* [STATED GOAL]
Reproduce the following material exactly, including every line.

# Start of SUPPLIED RECORDS

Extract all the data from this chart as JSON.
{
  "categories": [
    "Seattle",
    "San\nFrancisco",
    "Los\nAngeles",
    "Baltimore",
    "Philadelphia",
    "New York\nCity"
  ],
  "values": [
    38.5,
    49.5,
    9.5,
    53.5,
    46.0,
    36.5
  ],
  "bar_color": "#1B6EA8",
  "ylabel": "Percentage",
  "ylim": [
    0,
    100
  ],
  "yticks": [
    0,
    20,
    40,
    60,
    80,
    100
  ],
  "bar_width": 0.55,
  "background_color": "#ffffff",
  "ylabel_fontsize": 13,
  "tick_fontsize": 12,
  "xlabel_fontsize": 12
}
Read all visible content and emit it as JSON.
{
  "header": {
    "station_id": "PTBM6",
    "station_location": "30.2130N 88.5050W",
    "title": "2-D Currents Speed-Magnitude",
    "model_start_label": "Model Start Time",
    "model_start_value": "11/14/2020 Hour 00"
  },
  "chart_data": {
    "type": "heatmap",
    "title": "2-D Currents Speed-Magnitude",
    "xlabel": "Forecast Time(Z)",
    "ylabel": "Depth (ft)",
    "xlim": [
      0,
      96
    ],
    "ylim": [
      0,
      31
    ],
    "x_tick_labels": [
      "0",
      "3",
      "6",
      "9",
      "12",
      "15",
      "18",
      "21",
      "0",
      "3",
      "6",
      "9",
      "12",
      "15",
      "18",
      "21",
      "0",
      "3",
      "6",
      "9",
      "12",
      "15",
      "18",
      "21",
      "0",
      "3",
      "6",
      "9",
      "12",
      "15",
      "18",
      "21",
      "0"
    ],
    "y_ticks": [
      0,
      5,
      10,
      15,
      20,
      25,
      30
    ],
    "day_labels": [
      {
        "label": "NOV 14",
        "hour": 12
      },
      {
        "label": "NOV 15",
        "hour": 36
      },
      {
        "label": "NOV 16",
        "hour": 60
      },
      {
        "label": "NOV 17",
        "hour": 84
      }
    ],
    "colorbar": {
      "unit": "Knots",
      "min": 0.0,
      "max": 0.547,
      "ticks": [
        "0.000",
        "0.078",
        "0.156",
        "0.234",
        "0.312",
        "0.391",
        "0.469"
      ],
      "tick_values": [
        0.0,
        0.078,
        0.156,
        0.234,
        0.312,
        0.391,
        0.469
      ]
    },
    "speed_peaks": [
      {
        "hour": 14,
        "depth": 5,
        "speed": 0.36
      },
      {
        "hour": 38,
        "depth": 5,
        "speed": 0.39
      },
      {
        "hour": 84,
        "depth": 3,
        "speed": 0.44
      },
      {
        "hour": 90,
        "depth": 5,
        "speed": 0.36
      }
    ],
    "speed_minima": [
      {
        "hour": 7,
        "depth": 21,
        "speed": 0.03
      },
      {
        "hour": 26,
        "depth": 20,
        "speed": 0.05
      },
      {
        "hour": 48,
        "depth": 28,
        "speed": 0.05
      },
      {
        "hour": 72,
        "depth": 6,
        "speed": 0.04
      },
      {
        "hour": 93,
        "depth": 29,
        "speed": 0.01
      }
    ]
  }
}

# End of SUPPLIED RECORDS

* [FULL OUTPUT]
Extract all the data from this chart as JSON.
{
  "categories": [
    "Seattle",
    "San\nFrancisco",
    "Los\nAngeles",
    "Baltimore",
    "Philadelphia",
    "New York\nCity"
  ],
  "values": [
    38.5,
    49.5,
    9.5,
    53.5,
    46.0,
    36.5
  ],
  "bar_color": "#1B6EA8",
  "ylabel": "Percentage",
  "ylim": [
    0,
    100
  ],
  "yticks": [
    0,
    20,
    40,
    60,
    80,
    100
  ],
  "bar_width": 0.55,
  "background_color": "#ffffff",
  "ylabel_fontsize": 13,
  "tick_fontsize": 12,
  "xlabel_fontsize": 12
}
Read all visible content and emit it as JSON.
{
  "header": {
    "station_id": "PTBM6",
    "station_location": "30.2130N 88.5050W",
    "title": "2-D Currents Speed-Magnitude",
    "model_start_label": "Model Start Time",
    "model_start_value": "11/14/2020 Hour 00"
  },
  "chart_data": {
    "type": "heatmap",
    "title": "2-D Currents Speed-Magnitude",
    "xlabel": "Forecast Time(Z)",
    "ylabel": "Depth (ft)",
    "xlim": [
      0,
      96
    ],
    "ylim": [
      0,
      31
    ],
    "x_tick_labels": [
      "0",
      "3",
      "6",
      "9",
      "12",
      "15",
      "18",
      "21",
      "0",
      "3",
      "6",
      "9",
      "12",
      "15",
      "18",
      "21",
      "0",
      "3",
      "6",
      "9",
      "12",
      "15",
      "18",
      "21",
      "0",
      "3",
      "6",
      "9",
      "12",
      "15",
      "18",
      "21",
      "0"
    ],
    "y_ticks": [
      0,
      5,
      10,
      15,
      20,
      25,
      30
    ],
    "day_labels": [
      {
        "label": "NOV 14",
        "hour": 12
      },
      {
        "label": "NOV 15",
        "hour": 36
      },
      {
        "label": "NOV 16",
        "hour": 60
      },
      {
        "label": "NOV 17",
        "hour": 84
      }
    ],
    "colorbar": {
      "unit": "Knots",
      "min": 0.0,
      "max": 0.547,
      "ticks": [
        "0.000",
        "0.078",
        "0.156",
        "0.234",
        "0.312",
        "0.391",
        "0.469"
      ],
      "tick_values": [
        0.0,
        0.078,
        0.156,
        0.234,
        0.312,
        0.391,
        0.469
      ]
    },
    "speed_peaks": [
      {
        "hour": 14,
        "depth": 5,
        "speed": 0.36
      },
      {
        "hour": 38,
        "depth": 5,
        "speed": 0.39
      },
      {
        "hour": 84,
        "depth": 3,
        "speed": 0.44
      },
      {
        "hour": 90,
        "depth": 5,
        "speed": 0.36
      }
    ],
    "speed_minima": [
      {
        "hour": 7,
        "depth": 21,
        "speed": 0.03
      },
      {
        "hour": 26,
        "depth": 20,
        "speed": 0.05
      },
      {
        "hour": 48,
        "depth": 28,
        "speed": 0.05
      },
      {
        "hour": 72,
        "depth": 6,
        "speed": 0.04
      },
      {
        "hour": 93,
        "depth": 29,
        "speed": 0.01
      }
    ]
  }
}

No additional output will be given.